→ Task to complete
Copy out every line exactly as given.

** Start of Material to process **

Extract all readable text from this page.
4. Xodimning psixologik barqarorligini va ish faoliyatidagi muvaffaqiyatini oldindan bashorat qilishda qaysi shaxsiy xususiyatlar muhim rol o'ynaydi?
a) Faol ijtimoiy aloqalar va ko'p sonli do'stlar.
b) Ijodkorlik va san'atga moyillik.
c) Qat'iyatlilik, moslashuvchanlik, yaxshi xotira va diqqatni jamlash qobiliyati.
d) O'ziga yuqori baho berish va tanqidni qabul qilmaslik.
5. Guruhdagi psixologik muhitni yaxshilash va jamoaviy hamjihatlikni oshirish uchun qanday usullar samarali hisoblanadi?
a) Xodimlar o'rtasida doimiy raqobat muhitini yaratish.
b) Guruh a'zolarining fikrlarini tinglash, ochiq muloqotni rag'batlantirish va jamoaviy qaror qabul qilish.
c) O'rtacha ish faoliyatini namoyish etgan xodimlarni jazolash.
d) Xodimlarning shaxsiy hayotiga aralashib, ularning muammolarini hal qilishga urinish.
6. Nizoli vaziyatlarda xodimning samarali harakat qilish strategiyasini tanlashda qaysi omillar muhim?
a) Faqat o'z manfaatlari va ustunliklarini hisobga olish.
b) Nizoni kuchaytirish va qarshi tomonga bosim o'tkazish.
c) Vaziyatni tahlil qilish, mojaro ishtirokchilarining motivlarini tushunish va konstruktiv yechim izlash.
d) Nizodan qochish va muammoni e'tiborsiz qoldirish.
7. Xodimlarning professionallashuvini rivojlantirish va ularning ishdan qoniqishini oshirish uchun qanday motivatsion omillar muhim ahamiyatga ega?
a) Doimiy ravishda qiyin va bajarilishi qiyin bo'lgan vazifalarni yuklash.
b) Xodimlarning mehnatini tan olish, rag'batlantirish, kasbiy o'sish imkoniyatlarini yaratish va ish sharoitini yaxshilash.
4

** End of Material to process **

→ Task solution
Extract all readable text from this page.
4. Xodimning psixologik barqarorligini va ish faoliyatidagi muvaffaqiyatini oldindan bashorat qilishda qaysi shaxsiy xususiyatlar muhim rol o'ynaydi?
a) Faol ijtimoiy aloqalar va ko'p sonli do'stlar.
b) Ijodkorlik va san'atga moyillik.
c) Qat'iyatlilik, moslashuvchanlik, yaxshi xotira va diqqatni jamlash qobiliyati.
d) O'ziga yuqori baho berish va tanqidni qabul qilmaslik.
5. Guruhdagi psixologik muhitni yaxshilash va jamoaviy hamjihatlikni oshirish uchun qanday usullar samarali hisoblanadi?
a) Xodimlar o'rtasida doimiy raqobat muhitini yaratish.
b) Guruh a'zolarining fikrlarini tinglash, ochiq muloqotni rag'batlantirish va jamoaviy qaror qabul qilish.
c) O'rtacha ish faoliyatini namoyish etgan xodimlarni jazolash.
d) Xodimlarning shaxsiy hayotiga aralashib, ularning muammolarini hal qilishga urinish.
6. Nizoli vaziyatlarda xodimning samarali harakat qilish strategiyasini tanlashda qaysi omillar muhim?
a) Faqat o'z manfaatlari va ustunliklarini hisobga olish.
b) Nizoni kuchaytirish va qarshi tomonga bosim o'tkazish.
c) Vaziyatni tahlil qilish, mojaro ishtirokchilarining motivlarini tushunish va konstruktiv yechim izlash.
d) Nizodan qochish va muammoni e'tiborsiz qoldirish.
7. Xodimlarning professionallashuvini rivojlantirish va ularning ishdan qoniqishini oshirish uchun qanday motivatsion omillar muhim ahamiyatga ega?
a) Doimiy ravishda qiyin va bajarilishi qiyin bo'lgan vazifalarni yuklash.
b) Xodimlarning mehnatini tan olish, rag'batlantirish, kasbiy o'sish imkoniyatlarini yaratish va ish sharoitini yaxshilash.
4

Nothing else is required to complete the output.